* [THE DATA]
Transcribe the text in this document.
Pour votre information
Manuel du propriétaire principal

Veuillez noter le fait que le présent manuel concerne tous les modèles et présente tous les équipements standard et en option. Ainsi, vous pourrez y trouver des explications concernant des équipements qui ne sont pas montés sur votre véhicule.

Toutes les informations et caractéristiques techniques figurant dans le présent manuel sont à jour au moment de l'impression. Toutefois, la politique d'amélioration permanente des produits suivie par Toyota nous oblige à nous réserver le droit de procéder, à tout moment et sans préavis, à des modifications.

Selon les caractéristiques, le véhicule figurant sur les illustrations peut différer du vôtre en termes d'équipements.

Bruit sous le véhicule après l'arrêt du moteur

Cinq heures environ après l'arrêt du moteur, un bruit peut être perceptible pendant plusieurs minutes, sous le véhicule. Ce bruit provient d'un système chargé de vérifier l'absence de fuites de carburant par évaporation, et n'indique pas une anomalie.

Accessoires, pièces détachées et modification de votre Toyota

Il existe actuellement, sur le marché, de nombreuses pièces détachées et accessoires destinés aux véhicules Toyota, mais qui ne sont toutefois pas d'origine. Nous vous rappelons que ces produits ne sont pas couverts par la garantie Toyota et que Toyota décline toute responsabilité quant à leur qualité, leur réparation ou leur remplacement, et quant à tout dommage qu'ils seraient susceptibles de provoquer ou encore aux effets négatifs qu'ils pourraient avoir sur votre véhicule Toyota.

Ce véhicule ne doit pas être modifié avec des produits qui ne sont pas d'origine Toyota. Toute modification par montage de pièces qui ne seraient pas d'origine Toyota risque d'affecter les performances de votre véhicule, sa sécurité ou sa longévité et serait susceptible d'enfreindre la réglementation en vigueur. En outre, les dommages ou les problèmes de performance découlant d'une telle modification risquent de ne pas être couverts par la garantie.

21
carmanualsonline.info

* [WHAT YOU NEED TO DO] Of the lines above, how many hold the string "votre"? Answer with only the number.

* [ANSWER FOR THIS EXERCISE] 5